Request
Transcribe the listing word for word.
· · · ·
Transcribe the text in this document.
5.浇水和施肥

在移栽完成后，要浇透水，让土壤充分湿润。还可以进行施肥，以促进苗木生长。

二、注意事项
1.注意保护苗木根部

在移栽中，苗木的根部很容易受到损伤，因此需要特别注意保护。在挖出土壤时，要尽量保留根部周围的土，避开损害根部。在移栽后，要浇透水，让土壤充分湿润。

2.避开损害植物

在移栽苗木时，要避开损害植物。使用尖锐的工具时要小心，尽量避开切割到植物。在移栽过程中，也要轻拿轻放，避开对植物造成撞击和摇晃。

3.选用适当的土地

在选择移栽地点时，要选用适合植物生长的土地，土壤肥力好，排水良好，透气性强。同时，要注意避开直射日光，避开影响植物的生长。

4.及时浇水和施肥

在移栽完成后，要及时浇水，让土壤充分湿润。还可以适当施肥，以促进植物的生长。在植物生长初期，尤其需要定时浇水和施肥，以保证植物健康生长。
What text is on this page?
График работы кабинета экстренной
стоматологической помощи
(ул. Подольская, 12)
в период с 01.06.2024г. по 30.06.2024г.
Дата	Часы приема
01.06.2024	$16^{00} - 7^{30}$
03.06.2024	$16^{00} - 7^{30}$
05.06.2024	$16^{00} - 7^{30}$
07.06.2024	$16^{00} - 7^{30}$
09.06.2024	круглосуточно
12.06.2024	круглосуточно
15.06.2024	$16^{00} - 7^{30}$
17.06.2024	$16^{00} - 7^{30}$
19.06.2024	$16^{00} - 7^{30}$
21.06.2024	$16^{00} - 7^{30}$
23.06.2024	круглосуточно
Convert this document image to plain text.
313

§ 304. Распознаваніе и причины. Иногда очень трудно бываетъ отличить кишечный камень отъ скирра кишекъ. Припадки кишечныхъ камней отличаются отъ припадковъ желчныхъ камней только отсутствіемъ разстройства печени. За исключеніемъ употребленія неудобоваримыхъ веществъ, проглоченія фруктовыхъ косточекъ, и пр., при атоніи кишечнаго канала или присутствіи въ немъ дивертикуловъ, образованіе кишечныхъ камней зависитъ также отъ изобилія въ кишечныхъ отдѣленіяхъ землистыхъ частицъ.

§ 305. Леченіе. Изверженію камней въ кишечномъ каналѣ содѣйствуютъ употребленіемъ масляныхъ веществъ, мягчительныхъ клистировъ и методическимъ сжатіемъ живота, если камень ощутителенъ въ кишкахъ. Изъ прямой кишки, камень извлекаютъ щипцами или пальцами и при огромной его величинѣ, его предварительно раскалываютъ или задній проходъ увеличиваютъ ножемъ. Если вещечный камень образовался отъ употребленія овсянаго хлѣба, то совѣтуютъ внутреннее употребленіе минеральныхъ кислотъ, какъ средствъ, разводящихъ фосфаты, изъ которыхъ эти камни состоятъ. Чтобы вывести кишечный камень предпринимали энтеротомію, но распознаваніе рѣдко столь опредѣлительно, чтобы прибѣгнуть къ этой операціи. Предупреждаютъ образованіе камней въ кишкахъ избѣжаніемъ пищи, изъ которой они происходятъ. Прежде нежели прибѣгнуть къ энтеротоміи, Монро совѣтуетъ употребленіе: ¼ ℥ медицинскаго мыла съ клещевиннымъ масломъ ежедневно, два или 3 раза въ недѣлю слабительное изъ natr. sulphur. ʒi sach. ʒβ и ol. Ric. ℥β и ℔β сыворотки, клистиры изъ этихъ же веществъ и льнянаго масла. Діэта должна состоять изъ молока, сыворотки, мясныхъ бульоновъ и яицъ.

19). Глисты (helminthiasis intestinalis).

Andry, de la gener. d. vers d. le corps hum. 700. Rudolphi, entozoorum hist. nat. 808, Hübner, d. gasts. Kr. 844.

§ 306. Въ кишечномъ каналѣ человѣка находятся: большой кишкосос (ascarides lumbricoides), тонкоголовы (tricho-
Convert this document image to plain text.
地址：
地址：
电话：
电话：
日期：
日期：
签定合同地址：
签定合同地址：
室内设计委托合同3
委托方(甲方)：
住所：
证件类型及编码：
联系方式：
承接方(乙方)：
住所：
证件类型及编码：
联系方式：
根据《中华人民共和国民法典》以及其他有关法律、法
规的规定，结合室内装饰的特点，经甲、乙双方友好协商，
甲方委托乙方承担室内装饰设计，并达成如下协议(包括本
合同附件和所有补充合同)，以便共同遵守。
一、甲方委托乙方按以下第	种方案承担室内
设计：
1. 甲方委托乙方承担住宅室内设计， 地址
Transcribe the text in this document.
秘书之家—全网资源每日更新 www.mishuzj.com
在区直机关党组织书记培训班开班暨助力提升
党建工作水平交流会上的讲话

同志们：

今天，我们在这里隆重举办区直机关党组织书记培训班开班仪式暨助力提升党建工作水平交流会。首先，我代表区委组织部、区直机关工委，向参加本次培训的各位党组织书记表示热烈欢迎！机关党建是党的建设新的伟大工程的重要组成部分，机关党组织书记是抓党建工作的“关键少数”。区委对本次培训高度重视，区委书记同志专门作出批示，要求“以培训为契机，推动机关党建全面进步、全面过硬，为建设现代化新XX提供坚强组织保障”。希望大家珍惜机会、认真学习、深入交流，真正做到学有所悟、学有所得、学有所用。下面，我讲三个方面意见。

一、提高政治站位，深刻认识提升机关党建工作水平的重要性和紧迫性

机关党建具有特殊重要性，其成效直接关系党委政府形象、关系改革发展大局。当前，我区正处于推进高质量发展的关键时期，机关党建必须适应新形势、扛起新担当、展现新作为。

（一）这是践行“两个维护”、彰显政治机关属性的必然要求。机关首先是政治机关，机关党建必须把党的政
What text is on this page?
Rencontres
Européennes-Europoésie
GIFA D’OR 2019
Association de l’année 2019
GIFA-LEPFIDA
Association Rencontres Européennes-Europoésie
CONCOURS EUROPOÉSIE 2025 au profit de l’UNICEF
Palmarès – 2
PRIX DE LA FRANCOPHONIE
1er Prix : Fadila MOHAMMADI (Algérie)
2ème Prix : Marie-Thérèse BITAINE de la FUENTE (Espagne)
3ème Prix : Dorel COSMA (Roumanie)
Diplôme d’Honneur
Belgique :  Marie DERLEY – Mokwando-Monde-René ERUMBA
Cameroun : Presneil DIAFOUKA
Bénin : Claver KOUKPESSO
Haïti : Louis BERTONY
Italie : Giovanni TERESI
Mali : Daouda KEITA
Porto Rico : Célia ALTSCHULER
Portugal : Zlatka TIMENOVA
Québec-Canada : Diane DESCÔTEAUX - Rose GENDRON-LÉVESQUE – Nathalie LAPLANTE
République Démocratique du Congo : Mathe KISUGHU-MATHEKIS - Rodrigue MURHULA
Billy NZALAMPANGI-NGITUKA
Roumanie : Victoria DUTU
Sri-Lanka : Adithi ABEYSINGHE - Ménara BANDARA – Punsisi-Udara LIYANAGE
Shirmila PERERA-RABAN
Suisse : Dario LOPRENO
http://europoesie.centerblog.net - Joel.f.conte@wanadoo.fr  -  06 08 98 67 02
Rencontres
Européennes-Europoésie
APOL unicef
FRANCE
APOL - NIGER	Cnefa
· · · ·
Correct output
Transcribe the text in this document.
5.浇水和施肥

在移栽完成后，要浇透水，让土壤充分湿润。还可以进行施肥，以促进苗木生长。

二、注意事项
1.注意保护苗木根部

在移栽中，苗木的根部很容易受到损伤，因此需要特别注意保护。在挖出土壤时，要尽量保留根部周围的土，避开损害根部。在移栽后，要浇透水，让土壤充分湿润。

2.避开损害植物

在移栽苗木时，要避开损害植物。使用尖锐的工具时要小心，尽量避开切割到植物。在移栽过程中，也要轻拿轻放，避开对植物造成撞击和摇晃。

3.选用适当的土地

在选择移栽地点时，要选用适合植物生长的土地，土壤肥力好，排水良好，透气性强。同时，要注意避开直射日光，避开影响植物的生长。

4.及时浇水和施肥

在移栽完成后，要及时浇水，让土壤充分湿润。还可以适当施肥，以促进植物的生长。在植物生长初期，尤其需要定时浇水和施肥，以保证植物健康生长。
What text is on this page?
График работы кабинета экстренной
стоматологической помощи
(ул. Подольская, 12)
в период с 01.06.2024г. по 30.06.2024г.
Дата	Часы приема
01.06.2024	$16^{00} - 7^{30}$
03.06.2024	$16^{00} - 7^{30}$
05.06.2024	$16^{00} - 7^{30}$
07.06.2024	$16^{00} - 7^{30}$
09.06.2024	круглосуточно
12.06.2024	круглосуточно
15.06.2024	$16^{00} - 7^{30}$
17.06.2024	$16^{00} - 7^{30}$
19.06.2024	$16^{00} - 7^{30}$
21.06.2024	$16^{00} - 7^{30}$
23.06.2024	круглосуточно
Convert this document image to plain text.
313

§ 304. Распознаваніе и причины. Иногда очень трудно бываетъ отличить кишечный камень отъ скирра кишекъ. Припадки кишечныхъ камней отличаются отъ припадковъ желчныхъ камней только отсутствіемъ разстройства печени. За исключеніемъ употребленія неудобоваримыхъ веществъ, проглоченія фруктовыхъ косточекъ, и пр., при атоніи кишечнаго канала или присутствіи въ немъ дивертикуловъ, образованіе кишечныхъ камней зависитъ также отъ изобилія въ кишечныхъ отдѣленіяхъ землистыхъ частицъ.

§ 305. Леченіе. Изверженію камней въ кишечномъ каналѣ содѣйствуютъ употребленіемъ масляныхъ веществъ, мягчительныхъ клистировъ и методическимъ сжатіемъ живота, если камень ощутителенъ въ кишкахъ. Изъ прямой кишки, камень извлекаютъ щипцами или пальцами и при огромной его величинѣ, его предварительно раскалываютъ или задній проходъ увеличиваютъ ножемъ. Если вещечный камень образовался отъ употребленія овсянаго хлѣба, то совѣтуютъ внутреннее употребленіе минеральныхъ кислотъ, какъ средствъ, разводящихъ фосфаты, изъ которыхъ эти камни состоятъ. Чтобы вывести кишечный камень предпринимали энтеротомію, но распознаваніе рѣдко столь опредѣлительно, чтобы прибѣгнуть къ этой операціи. Предупреждаютъ образованіе камней въ кишкахъ избѣжаніемъ пищи, изъ которой они происходятъ. Прежде нежели прибѣгнуть къ энтеротоміи, Монро совѣтуетъ употребленіе: ¼ ℥ медицинскаго мыла съ клещевиннымъ масломъ ежедневно, два или 3 раза въ недѣлю слабительное изъ natr. sulphur. ʒi sach. ʒβ и ol. Ric. ℥β и ℔β сыворотки, клистиры изъ этихъ же веществъ и льнянаго масла. Діэта должна состоять изъ молока, сыворотки, мясныхъ бульоновъ и яицъ.

19). Глисты (helminthiasis intestinalis).

Andry, de la gener. d. vers d. le corps hum. 700. Rudolphi, entozoorum hist. nat. 808, Hübner, d. gasts. Kr. 844.

§ 306. Въ кишечномъ каналѣ человѣка находятся: большой кишкосос (ascarides lumbricoides), тонкоголовы (tricho-
Convert this document image to plain text.
地址：
地址：
电话：
电话：
日期：
日期：
签定合同地址：
签定合同地址：
室内设计委托合同3
委托方(甲方)：
住所：
证件类型及编码：
联系方式：
承接方(乙方)：
住所：
证件类型及编码：
联系方式：
根据《中华人民共和国民法典》以及其他有关法律、法
规的规定，结合室内装饰的特点，经甲、乙双方友好协商，
甲方委托乙方承担室内装饰设计，并达成如下协议(包括本
合同附件和所有补充合同)，以便共同遵守。
一、甲方委托乙方按以下第	种方案承担室内
设计：
1. 甲方委托乙方承担住宅室内设计， 地址
Transcribe the text in this document.
秘书之家—全网资源每日更新 www.mishuzj.com
在区直机关党组织书记培训班开班暨助力提升
党建工作水平交流会上的讲话

同志们：

今天，我们在这里隆重举办区直机关党组织书记培训班开班仪式暨助力提升党建工作水平交流会。首先，我代表区委组织部、区直机关工委，向参加本次培训的各位党组织书记表示热烈欢迎！机关党建是党的建设新的伟大工程的重要组成部分，机关党组织书记是抓党建工作的“关键少数”。区委对本次培训高度重视，区委书记同志专门作出批示，要求“以培训为契机，推动机关党建全面进步、全面过硬，为建设现代化新XX提供坚强组织保障”。希望大家珍惜机会、认真学习、深入交流，真正做到学有所悟、学有所得、学有所用。下面，我讲三个方面意见。

一、提高政治站位，深刻认识提升机关党建工作水平的重要性和紧迫性

机关党建具有特殊重要性，其成效直接关系党委政府形象、关系改革发展大局。当前，我区正处于推进高质量发展的关键时期，机关党建必须适应新形势、扛起新担当、展现新作为。

（一）这是践行“两个维护”、彰显政治机关属性的必然要求。机关首先是政治机关，机关党建必须把党的政
What text is on this page?
Rencontres
Européennes-Europoésie
GIFA D’OR 2019
Association de l’année 2019
GIFA-LEPFIDA
Association Rencontres Européennes-Europoésie
CONCOURS EUROPOÉSIE 2025 au profit de l’UNICEF
Palmarès – 2
PRIX DE LA FRANCOPHONIE
1er Prix : Fadila MOHAMMADI (Algérie)
2ème Prix : Marie-Thérèse BITAINE de la FUENTE (Espagne)
3ème Prix : Dorel COSMA (Roumanie)
Diplôme d’Honneur
Belgique :  Marie DERLEY – Mokwando-Monde-René ERUMBA
Cameroun : Presneil DIAFOUKA
Bénin : Claver KOUKPESSO
Haïti : Louis BERTONY
Italie : Giovanni TERESI
Mali : Daouda KEITA
Porto Rico : Célia ALTSCHULER
Portugal : Zlatka TIMENOVA
Québec-Canada : Diane DESCÔTEAUX - Rose GENDRON-LÉVESQUE – Nathalie LAPLANTE
République Démocratique du Congo : Mathe KISUGHU-MATHEKIS - Rodrigue MURHULA
Billy NZALAMPANGI-NGITUKA
Roumanie : Victoria DUTU
Sri-Lanka : Adithi ABEYSINGHE - Ménara BANDARA – Punsisi-Udara LIYANAGE
Shirmila PERERA-RABAN
Suisse : Dario LOPRENO
http://europoesie.centerblog.net - Joel.f.conte@wanadoo.fr  -  06 08 98 67 02
Rencontres
Européennes-Europoésie
APOL unicef
FRANCE
APOL - NIGER	Cnefa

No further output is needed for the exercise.